WRITTEN TASK >> Among the lines listed below, count those that include the string "into", and state only the count.

— START OF EXTRACTED ENTRIES —

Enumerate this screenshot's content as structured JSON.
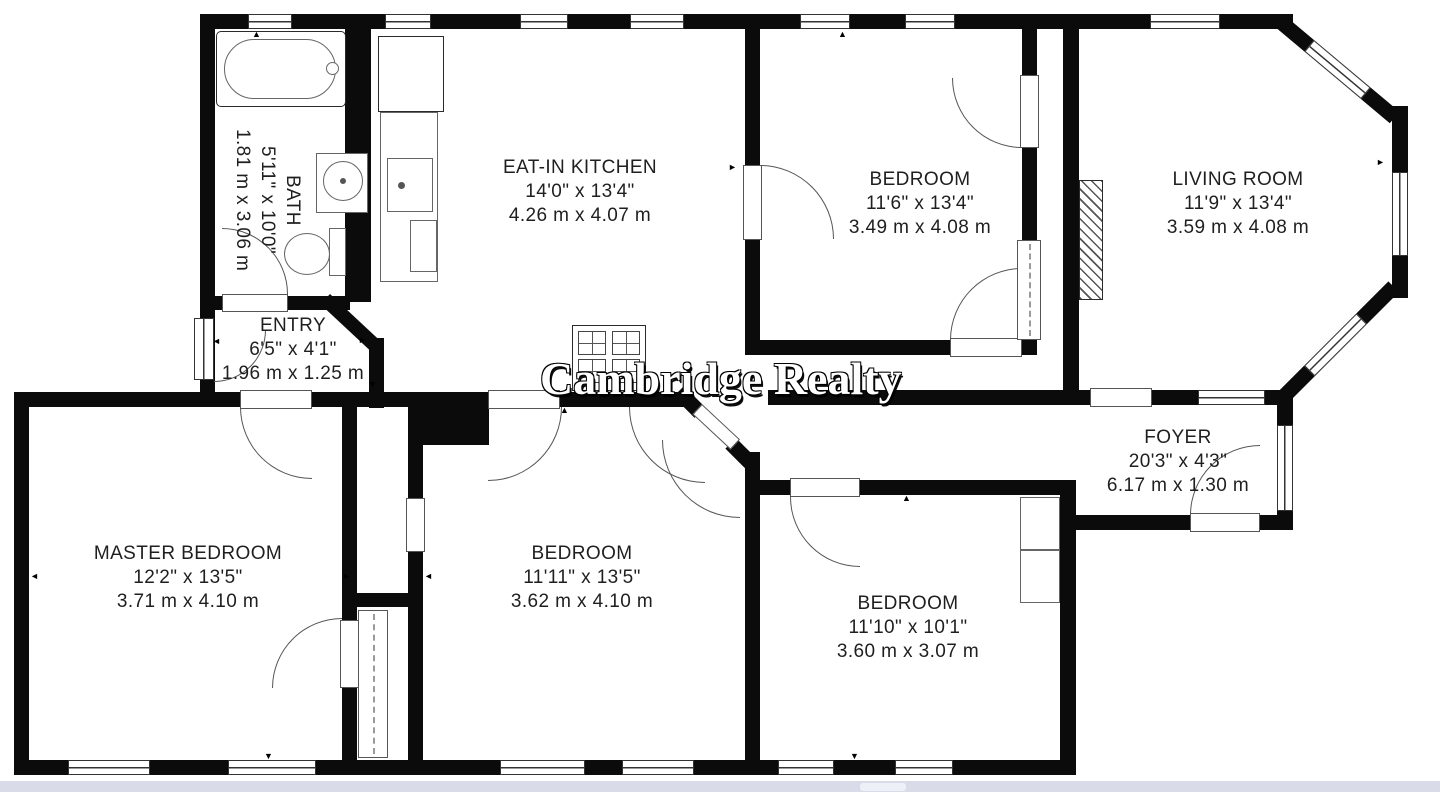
{
  "watermark": "Cambridge Realty",
  "rooms": [
    {
      "id": "bath",
      "name": "BATH",
      "imperial": "5'11\" x 10'0\"",
      "metric": "1.81 m x 3.06 m"
    },
    {
      "id": "kitchen",
      "name": "EAT-IN KITCHEN",
      "imperial": "14'0\" x 13'4\"",
      "metric": "4.26 m x 4.07 m"
    },
    {
      "id": "entry",
      "name": "ENTRY",
      "imperial": "6'5\" x 4'1\"",
      "metric": "1.96 m x 1.25 m"
    },
    {
      "id": "bedroom-top",
      "name": "BEDROOM",
      "imperial": "11'6\" x 13'4\"",
      "metric": "3.49 m x 4.08 m"
    },
    {
      "id": "living-room",
      "name": "LIVING ROOM",
      "imperial": "11'9\" x 13'4\"",
      "metric": "3.59 m x 4.08 m"
    },
    {
      "id": "foyer",
      "name": "FOYER",
      "imperial": "20'3\" x 4'3\"",
      "metric": "6.17 m x 1.30 m"
    },
    {
      "id": "master-bedroom",
      "name": "MASTER BEDROOM",
      "imperial": "12'2\" x 13'5\"",
      "metric": "3.71 m x 4.10 m"
    },
    {
      "id": "bedroom-mid",
      "name": "BEDROOM",
      "imperial": "11'11\" x 13'5\"",
      "metric": "3.62 m x 4.10 m"
    },
    {
      "id": "bedroom-right",
      "name": "BEDROOM",
      "imperial": "11'10\" x 10'1\"",
      "metric": "3.60 m x 3.07 m"
    }
  ],
  "icons": {
    "arrow_up": "▲",
    "arrow_down": "▼",
    "arrow_left": "◄",
    "arrow_right": "►"
  },
  "colors": {
    "wall": "#0b0b0b",
    "line": "#333333",
    "text": "#1f1f1f",
    "watermark": "#ffffff",
    "footer_bar": "#d9dbe9"
  }
}
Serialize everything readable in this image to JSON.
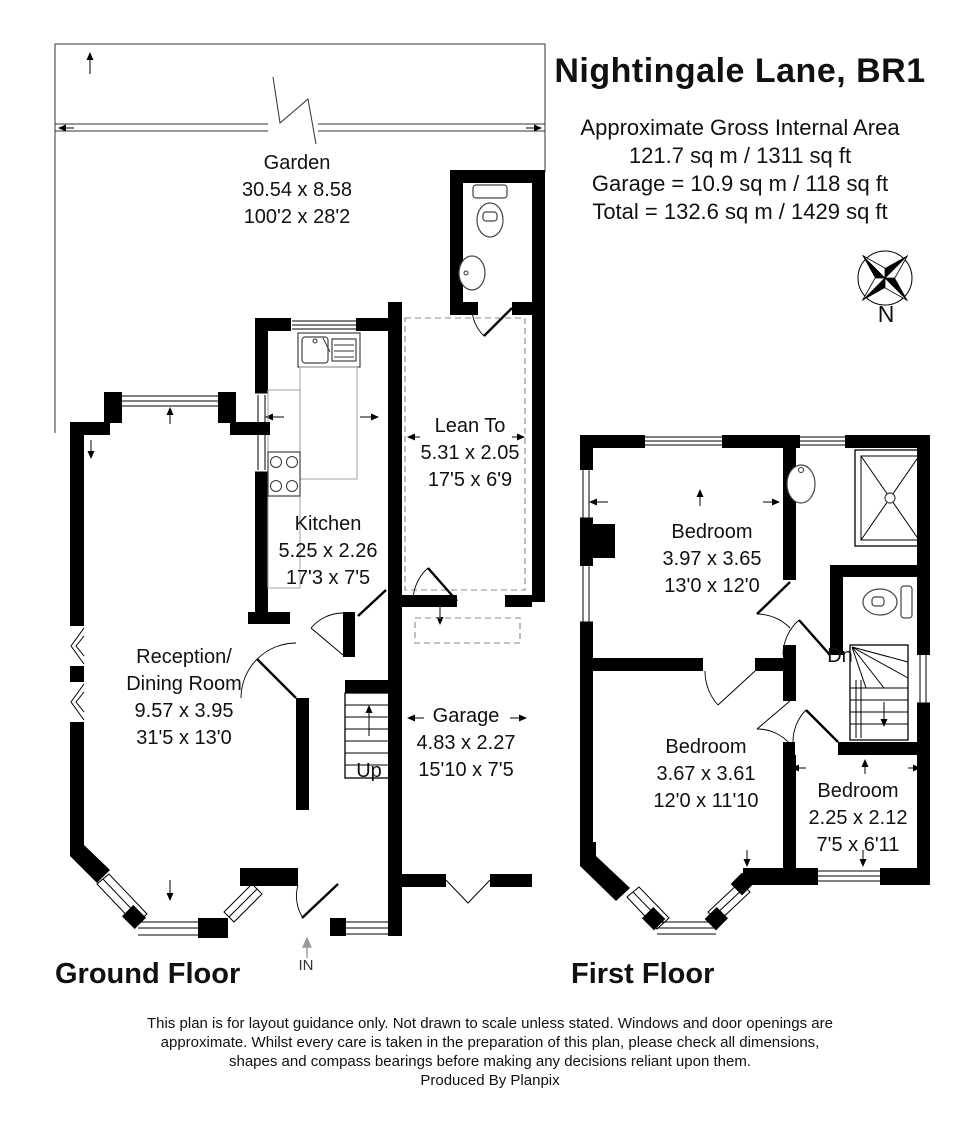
{
  "header": {
    "title": "Nightingale Lane, BR1",
    "area_summary": {
      "line1": "Approximate Gross Internal Area",
      "line2": "121.7 sq m / 1311 sq ft",
      "line3": "Garage = 10.9 sq m / 118 sq ft",
      "line4": "Total = 132.6 sq m / 1429 sq ft"
    }
  },
  "compass": {
    "north_label": "N"
  },
  "floors": {
    "ground": {
      "label": "Ground Floor",
      "stairs_label": "Up",
      "entrance_label": "IN",
      "rooms": {
        "garden": {
          "name": "Garden",
          "metric": "30.54 x 8.58",
          "imperial": "100'2 x 28'2"
        },
        "lean_to": {
          "name": "Lean To",
          "metric": "5.31 x 2.05",
          "imperial": "17'5 x 6'9"
        },
        "kitchen": {
          "name": "Kitchen",
          "metric": "5.25 x 2.26",
          "imperial": "17'3 x 7'5"
        },
        "reception": {
          "name_line1": "Reception/",
          "name_line2": "Dining Room",
          "metric": "9.57 x 3.95",
          "imperial": "31'5 x 13'0"
        },
        "garage": {
          "name": "Garage",
          "metric": "4.83 x 2.27",
          "imperial": "15'10 x 7'5"
        }
      }
    },
    "first": {
      "label": "First Floor",
      "stairs_label": "Dn",
      "rooms": {
        "bedroom1": {
          "name": "Bedroom",
          "metric": "3.97 x 3.65",
          "imperial": "13'0 x 12'0"
        },
        "bedroom2": {
          "name": "Bedroom",
          "metric": "3.67 x 3.61",
          "imperial": "12'0 x 11'10"
        },
        "bedroom3": {
          "name": "Bedroom",
          "metric": "2.25 x 2.12",
          "imperial": "7'5 x 6'11"
        }
      }
    }
  },
  "footer": {
    "disclaimer": "This plan is for layout guidance only. Not drawn to scale unless stated. Windows and door openings are approximate. Whilst every care is taken in the preparation of this plan, please check all dimensions, shapes and compass bearings before making any decisions reliant upon them.",
    "credit": "Produced By Planpix"
  }
}
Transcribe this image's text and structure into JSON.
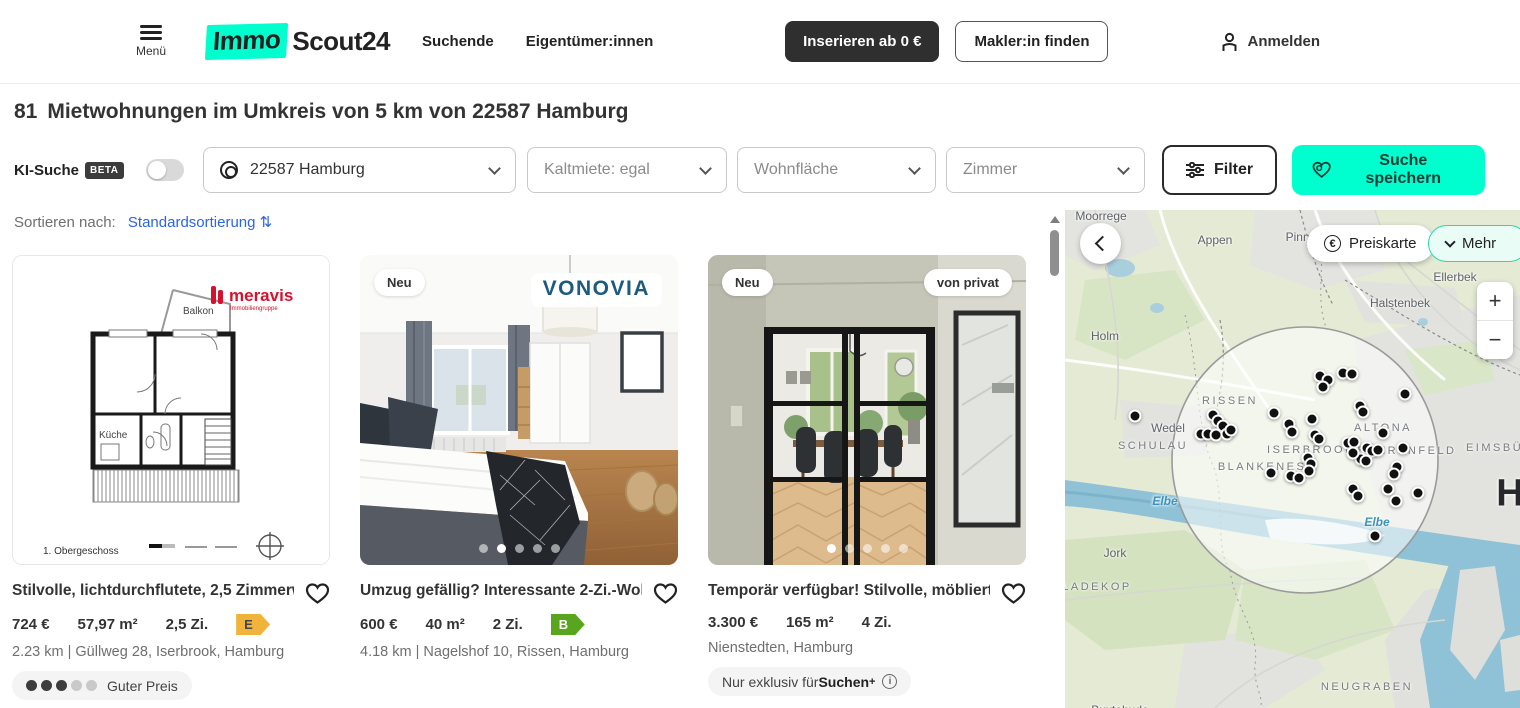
{
  "header": {
    "menu_label": "Menü",
    "logo_part1": "Immo",
    "logo_part2": "Scout24",
    "nav": [
      "Suchende",
      "Eigentümer:innen"
    ],
    "insert_button": "Inserieren ab 0 €",
    "makler_button": "Makler:in finden",
    "login_label": "Anmelden"
  },
  "page": {
    "results_count": "81",
    "results_title": "Mietwohnungen im Umkreis von 5 km von 22587 Hamburg"
  },
  "filters": {
    "ki_label": "KI-Suche",
    "beta": "BETA",
    "location_value": "22587 Hamburg",
    "kaltmiete_value": "Kaltmiete: egal",
    "wohnflaeche_placeholder": "Wohnfläche",
    "zimmer_placeholder": "Zimmer",
    "filter_button": "Filter",
    "save_search_button": "Suche speichern"
  },
  "sort": {
    "label": "Sortieren nach:",
    "value": "Standardsortierung ⇅"
  },
  "listings": [
    {
      "title": "Stilvolle, lichtdurchflutete, 2,5 Zimmerwo…",
      "price": "724 €",
      "area": "57,97 m²",
      "rooms": "2,5 Zi.",
      "energy_class": "E",
      "address": "2.23 km | Güllweg 28, Iserbrook, Hamburg",
      "price_rating_label": "Guter Preis",
      "price_rating_filled": 3,
      "price_rating_total": 5,
      "provider": "meravis",
      "provider_sub": "Immobiliengruppe",
      "floorplan": {
        "balkon": "Balkon",
        "kueche": "Küche",
        "floor_label": "1. Obergeschoss"
      }
    },
    {
      "badge_new": "Neu",
      "title": "Umzug gefällig? Interessante 2-Zi.-Wohn…",
      "price": "600 €",
      "area": "40 m²",
      "rooms": "2 Zi.",
      "energy_class": "B",
      "address": "4.18 km | Nagelshof 10, Rissen, Hamburg",
      "provider": "VONOVIA",
      "gallery_dots": 5,
      "active_dot": 1
    },
    {
      "badge_new": "Neu",
      "badge_private": "von privat",
      "title": "Temporär verfügbar! Stilvolle, möblierte …",
      "price": "3.300 €",
      "area": "165 m²",
      "rooms": "4 Zi.",
      "address": "Nienstedten, Hamburg",
      "exclusive_prefix": "Nur exklusiv für ",
      "exclusive_bold": "Suchen",
      "exclusive_sup": "+",
      "gallery_dots": 5,
      "active_dot": 0
    }
  ],
  "map": {
    "preiskarte_button": "Preiskarte",
    "mehr_button": "Mehr",
    "zoom_in": "+",
    "zoom_out": "−",
    "labels": [
      {
        "text": "Moorrege",
        "x": 36,
        "y": 6,
        "cls": "place"
      },
      {
        "text": "Appen",
        "x": 150,
        "y": 30,
        "cls": "place"
      },
      {
        "text": "Pinneberg",
        "x": 248,
        "y": 27,
        "cls": "place"
      },
      {
        "text": "Ellerbek",
        "x": 390,
        "y": 67,
        "cls": "place"
      },
      {
        "text": "Halstenbek",
        "x": 335,
        "y": 93,
        "cls": "place"
      },
      {
        "text": "Holm",
        "x": 40,
        "y": 126,
        "cls": "place"
      },
      {
        "text": "Wedel",
        "x": 103,
        "y": 218,
        "cls": "place"
      },
      {
        "text": "SCHULAU",
        "x": 88,
        "y": 236,
        "cls": "area"
      },
      {
        "text": "RISSEN",
        "x": 165,
        "y": 191,
        "cls": "area"
      },
      {
        "text": "BLANKENESE",
        "x": 202,
        "y": 257,
        "cls": "area"
      },
      {
        "text": "ISERBROOK",
        "x": 246,
        "y": 240,
        "cls": "area"
      },
      {
        "text": "ALTONA",
        "x": 318,
        "y": 218,
        "cls": "area"
      },
      {
        "text": "BAHRENFELD",
        "x": 342,
        "y": 241,
        "cls": "area"
      },
      {
        "text": "EIMSBÜTTEL",
        "x": 448,
        "y": 238,
        "cls": "area"
      },
      {
        "text": "Elbe",
        "x": 100,
        "y": 291,
        "cls": "water"
      },
      {
        "text": "Elbe",
        "x": 312,
        "y": 312,
        "cls": "water"
      },
      {
        "text": "Jork",
        "x": 50,
        "y": 343,
        "cls": "place"
      },
      {
        "text": "LADEKOP",
        "x": 32,
        "y": 377,
        "cls": "area"
      },
      {
        "text": "NEUGRABEN",
        "x": 302,
        "y": 477,
        "cls": "area"
      },
      {
        "text": "Buxtehude",
        "x": 55,
        "y": 500,
        "cls": "place"
      },
      {
        "text": "H",
        "x": 446,
        "y": 284,
        "cls": "city"
      }
    ],
    "markers": [
      [
        70,
        206
      ],
      [
        148,
        205
      ],
      [
        153,
        211
      ],
      [
        158,
        216
      ],
      [
        136,
        224
      ],
      [
        143,
        224
      ],
      [
        151,
        225
      ],
      [
        162,
        224
      ],
      [
        166,
        220
      ],
      [
        209,
        203
      ],
      [
        224,
        214
      ],
      [
        227,
        222
      ],
      [
        247,
        209
      ],
      [
        255,
        166
      ],
      [
        263,
        170
      ],
      [
        258,
        177
      ],
      [
        278,
        163
      ],
      [
        287,
        164
      ],
      [
        340,
        184
      ],
      [
        295,
        196
      ],
      [
        298,
        202
      ],
      [
        250,
        225
      ],
      [
        254,
        229
      ],
      [
        283,
        233
      ],
      [
        289,
        232
      ],
      [
        302,
        238
      ],
      [
        307,
        241
      ],
      [
        313,
        240
      ],
      [
        318,
        223
      ],
      [
        338,
        238
      ],
      [
        296,
        249
      ],
      [
        288,
        243
      ],
      [
        301,
        251
      ],
      [
        243,
        248
      ],
      [
        246,
        254
      ],
      [
        244,
        261
      ],
      [
        206,
        263
      ],
      [
        226,
        266
      ],
      [
        234,
        268
      ],
      [
        332,
        257
      ],
      [
        329,
        264
      ],
      [
        288,
        279
      ],
      [
        293,
        286
      ],
      [
        323,
        279
      ],
      [
        331,
        291
      ],
      [
        353,
        283
      ],
      [
        310,
        326
      ]
    ]
  },
  "colors": {
    "brand_mint": "#00ffce",
    "accent_dark": "#2f2f2f",
    "link_blue": "#2a64e8",
    "energy_e": "#f0b43c",
    "energy_b": "#5aa51e"
  }
}
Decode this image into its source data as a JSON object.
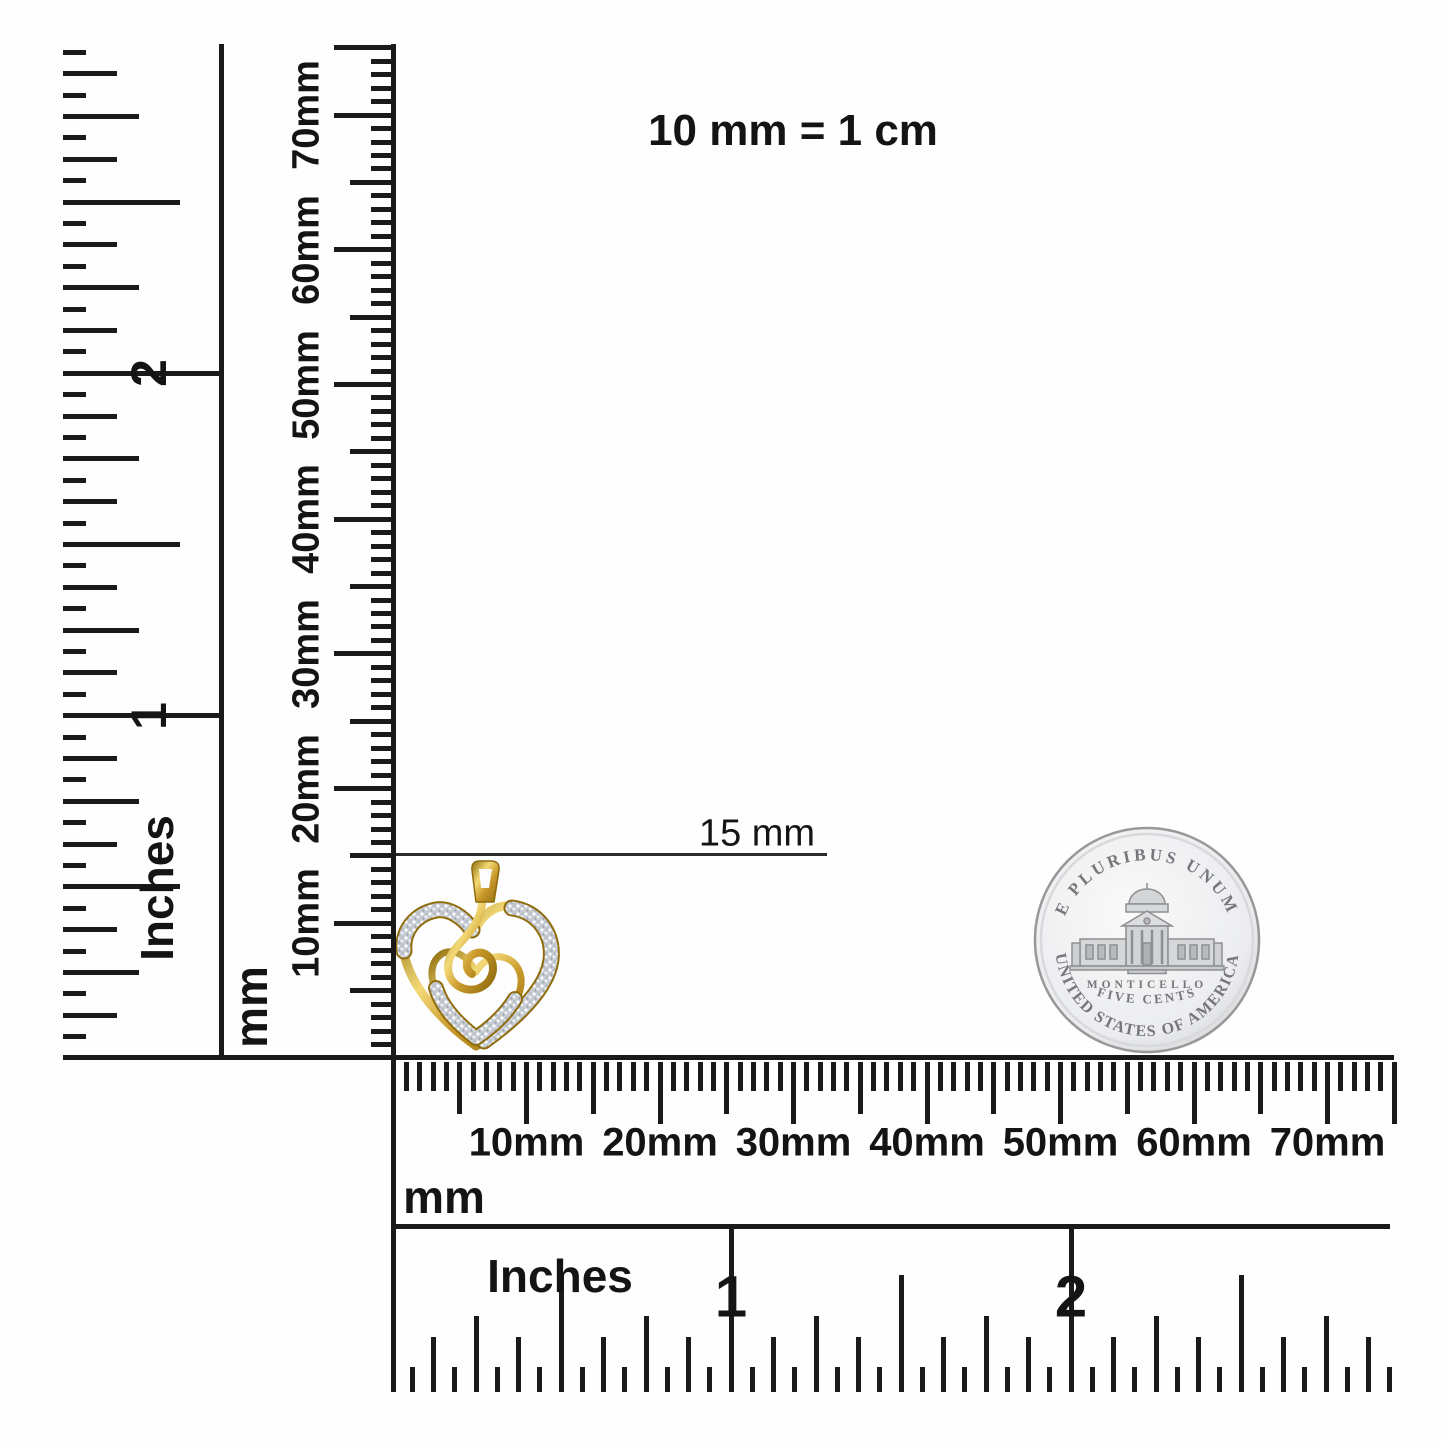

— END OF EXTRACTED ENTRIES —

ANSWER TO THIS TASK >> 2